(Data records)
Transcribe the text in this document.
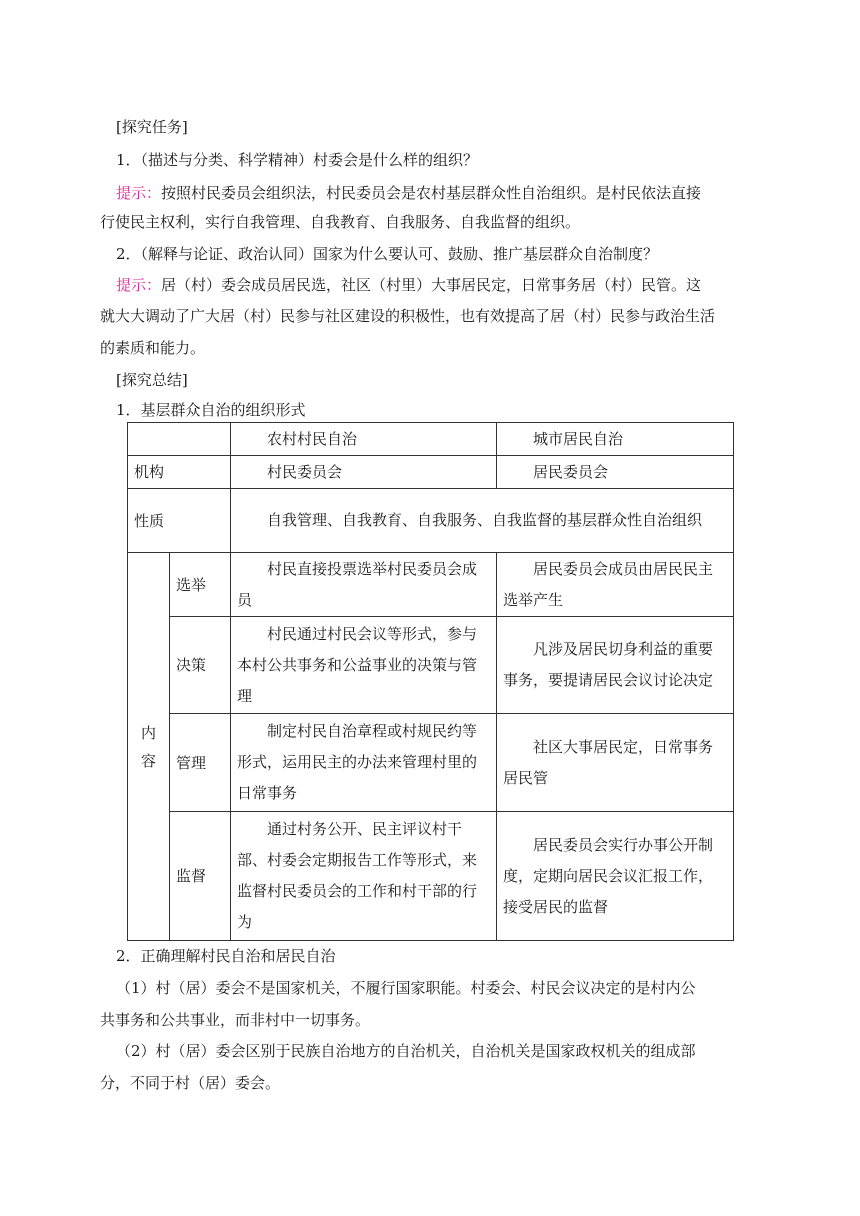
[探究任务]
1．（描述与分类、科学精神）村委会是什么样的组织？
提示：按照村民委员会组织法，村民委员会是农村基层群众性自治组织。是村民依法直接
行使民主权利，实行自我管理、自我教育、自我服务、自我监督的组织。
2．（解释与论证、政治认同）国家为什么要认可、鼓励、推广基层群众自治制度？
提示：居（村）委会成员居民选，社区（村里）大事居民定，日常事务居（村）民管。这
就大大调动了广大居（村）民参与社区建设的积极性，也有效提高了居（村）民参与政治生活
的素质和能力。
[探究总结]
1．基层群众自治的组织形式
		农村村民自治	城市居民自治
机构		村民委员会	居民委员会
性质		自我管理、自我教育、自我服务、自我监督的基层群众性自治组织	

内
容	选举	村民直接投票选举村民委员会成员	居民委员会成员由居民民主选举产生
	决策	村民通过村民会议等形式，参与本村公共事务和公益事业的决策与管理	凡涉及居民切身利益的重要事务，要提请居民会议讨论决定
	管理	制定村民自治章程或村规民约等形式，运用民主的办法来管理村里的日常事务	社区大事居民定，日常事务居民管
	监督	通过村务公开、民主评议村干部、村委会定期报告工作等形式，来监督村民委员会的工作和村干部的行为	居民委员会实行办事公开制度，定期向居民会议汇报工作，接受居民的监督
2．正确理解村民自治和居民自治
（1）村（居）委会不是国家机关，不履行国家职能。村委会、村民会议决定的是村内公
共事务和公共事业，而非村中一切事务。
（2）村（居）委会区别于民族自治地方的自治机关，自治机关是国家政权机关的组成部
分，不同于村（居）委会。
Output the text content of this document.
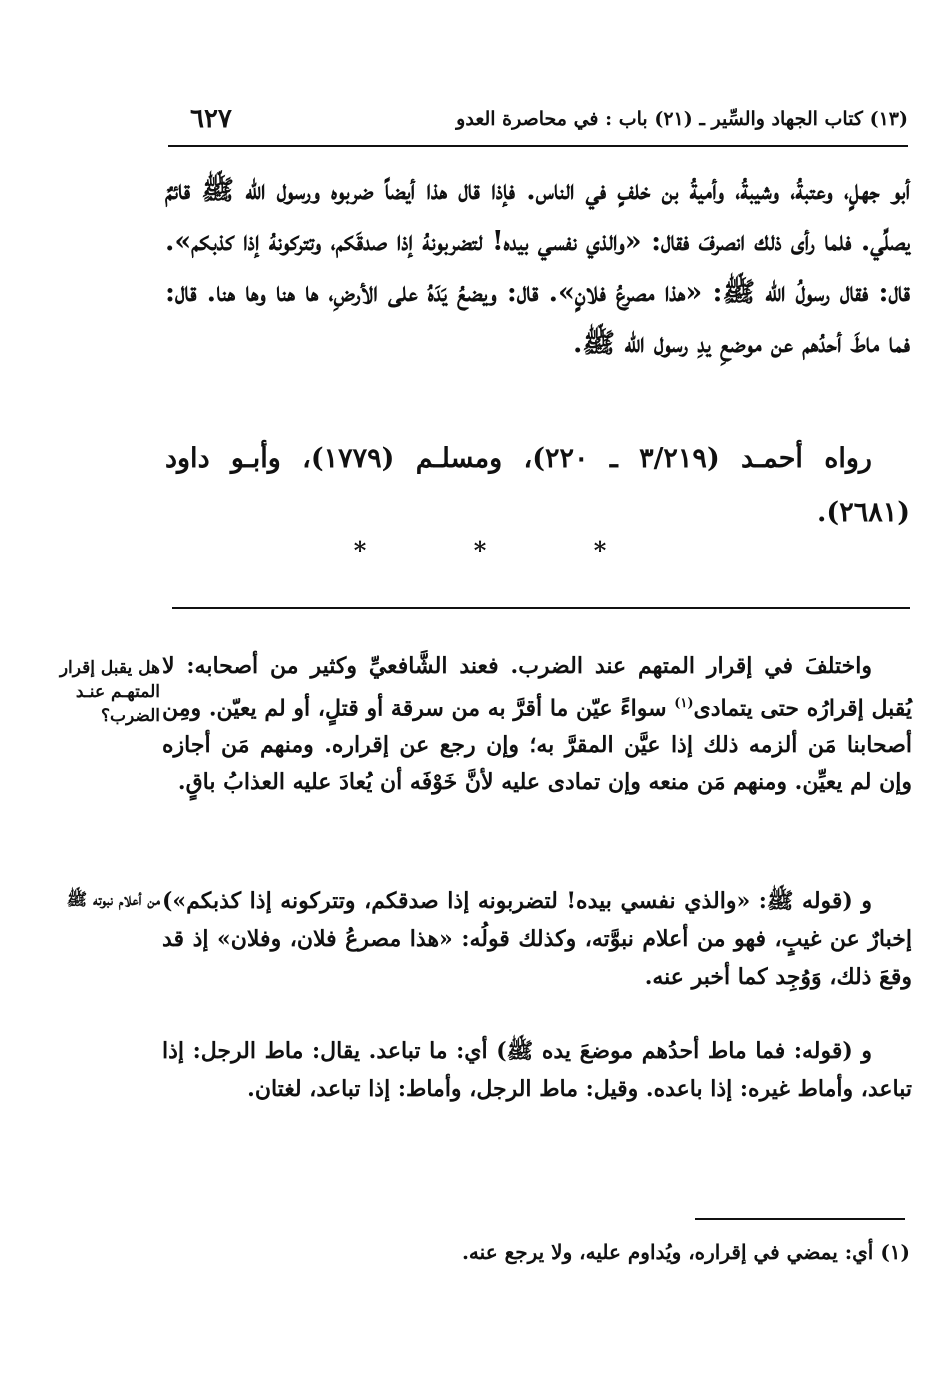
(١٣) كتاب الجهاد والسِّير ـ (٢١) باب : في محاصرة العدو
٦٢٧
أبو جهلٍ، وعتبةُ، وشيبةُ، وأميةُ بن خلفٍ في الناس. فإذا قال هذا أيضاً ضربوه ورسول الله ﷺ قائمٌ يصلِّي. فلما رأى ذلك انصرفَ فقال: «والذي نفسي بيده! لتضربونهُ إذا صدقَكم، وتتركونهُ إذا كذبكم». قال: فقال رسولُ الله ﷺ: «هذا مصرعُ فلانٍ». قال: ويضعُ يَدَهُ على الأرضِ، ها هنا وها هنا. قال: فما ماطَ أحدُهم عن موضعِ يدِ رسول الله ﷺ.
رواه أحمـد (٣/٢١٩ ـ ٢٢٠)، ومسلـم (١٧٧٩)، وأبـو داود (٢٦٨١).
*
*
*
واختلفَ في إقرار المتهم عند الضرب. فعند الشَّافعيِّ وكثير من أصحابه: لا يُقبل إقرارُه حتى يتمادى$^{(١)}$ سواءً عيّن ما أقرَّ به من سرقة أو قتلٍ، أو لم يعيّن. ومِن أصحابنا مَن ألزمه ذلك إذا عيَّن المقرَّ به؛ وإن رجع عن إقراره. ومنهم مَن أجازه وإن لم يعيِّن. ومنهم مَن منعه وإن تمادى عليه لأنَّ خَوْفَه أن يُعادَ عليه العذابُ باقٍ.
و (قوله ﷺ: «والذي نفسي بيده! لتضربونه إذا صدقكم، وتتركونه إذا كذبكم») إخبارٌ عن غيبٍ، فهو من أعلام نبوَّته، وكذلك قولُه: «هذا مصرعُ فلان، وفلان» إذ قد وقعَ ذلك، وَوُجِد كما أخبر عنه.
و (قوله: فما ماط أحدُهم موضعَ يده ﷺ) أي: ما تباعد. يقال: ماط الرجل: إذا تباعد، وأماط غيره: إذا باعده. وقيل: ماط الرجل، وأماط: إذا تباعد، لغتان.
هل يقبل إقرار المتهـم عنـد الضرب؟
من أعلام نبوته ﷺ
(١) أي: يمضي في إقراره، ويُداوم عليه، ولا يرجع عنه.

(Your task) Above are records with pictures; repeat the records exactly and leave the pictures out.

(Final result)
Transcribe the text in this document.
[探究任务]
1．（描述与分类、科学精神）村委会是什么样的组织？
提示：按照村民委员会组织法，村民委员会是农村基层群众性自治组织。是村民依法直接
行使民主权利，实行自我管理、自我教育、自我服务、自我监督的组织。
2．（解释与论证、政治认同）国家为什么要认可、鼓励、推广基层群众自治制度？
提示：居（村）委会成员居民选，社区（村里）大事居民定，日常事务居（村）民管。这
就大大调动了广大居（村）民参与社区建设的积极性，也有效提高了居（村）民参与政治生活
的素质和能力。
[探究总结]
1．基层群众自治的组织形式
		农村村民自治	城市居民自治
机构		村民委员会	居民委员会
性质		自我管理、自我教育、自我服务、自我监督的基层群众性自治组织	

内
容	选举	村民直接投票选举村民委员会成员	居民委员会成员由居民民主选举产生
	决策	村民通过村民会议等形式，参与本村公共事务和公益事业的决策与管理	凡涉及居民切身利益的重要事务，要提请居民会议讨论决定
	管理	制定村民自治章程或村规民约等形式，运用民主的办法来管理村里的日常事务	社区大事居民定，日常事务居民管
	监督	通过村务公开、民主评议村干部、村委会定期报告工作等形式，来监督村民委员会的工作和村干部的行为	居民委员会实行办事公开制度，定期向居民会议汇报工作，接受居民的监督
2．正确理解村民自治和居民自治
（1）村（居）委会不是国家机关，不履行国家职能。村委会、村民会议决定的是村内公
共事务和公共事业，而非村中一切事务。
（2）村（居）委会区别于民族自治地方的自治机关，自治机关是国家政权机关的组成部
分，不同于村（居）委会。
Output the text content of this document.
(١٣) كتاب الجهاد والسِّير ـ (٢١) باب : في محاصرة العدو
٦٢٧
أبو جهلٍ، وعتبةُ، وشيبةُ، وأميةُ بن خلفٍ في الناس. فإذا قال هذا أيضاً ضربوه ورسول الله ﷺ قائمٌ يصلِّي. فلما رأى ذلك انصرفَ فقال: «والذي نفسي بيده! لتضربونهُ إذا صدقَكم، وتتركونهُ إذا كذبكم». قال: فقال رسولُ الله ﷺ: «هذا مصرعُ فلانٍ». قال: ويضعُ يَدَهُ على الأرضِ، ها هنا وها هنا. قال: فما ماطَ أحدُهم عن موضعِ يدِ رسول الله ﷺ.
رواه أحمـد (٣/٢١٩ ـ ٢٢٠)، ومسلـم (١٧٧٩)، وأبـو داود (٢٦٨١).
*
*
*
واختلفَ في إقرار المتهم عند الضرب. فعند الشَّافعيِّ وكثير من أصحابه: لا يُقبل إقرارُه حتى يتمادى$^{(١)}$ سواءً عيّن ما أقرَّ به من سرقة أو قتلٍ، أو لم يعيّن. ومِن أصحابنا مَن ألزمه ذلك إذا عيَّن المقرَّ به؛ وإن رجع عن إقراره. ومنهم مَن أجازه وإن لم يعيِّن. ومنهم مَن منعه وإن تمادى عليه لأنَّ خَوْفَه أن يُعادَ عليه العذابُ باقٍ.
و (قوله ﷺ: «والذي نفسي بيده! لتضربونه إذا صدقكم، وتتركونه إذا كذبكم») إخبارٌ عن غيبٍ، فهو من أعلام نبوَّته، وكذلك قولُه: «هذا مصرعُ فلان، وفلان» إذ قد وقعَ ذلك، وَوُجِد كما أخبر عنه.
و (قوله: فما ماط أحدُهم موضعَ يده ﷺ) أي: ما تباعد. يقال: ماط الرجل: إذا تباعد، وأماط غيره: إذا باعده. وقيل: ماط الرجل، وأماط: إذا تباعد، لغتان.
هل يقبل إقرار المتهـم عنـد الضرب؟
من أعلام نبوته ﷺ
(١) أي: يمضي في إقراره، ويُداوم عليه، ولا يرجع عنه.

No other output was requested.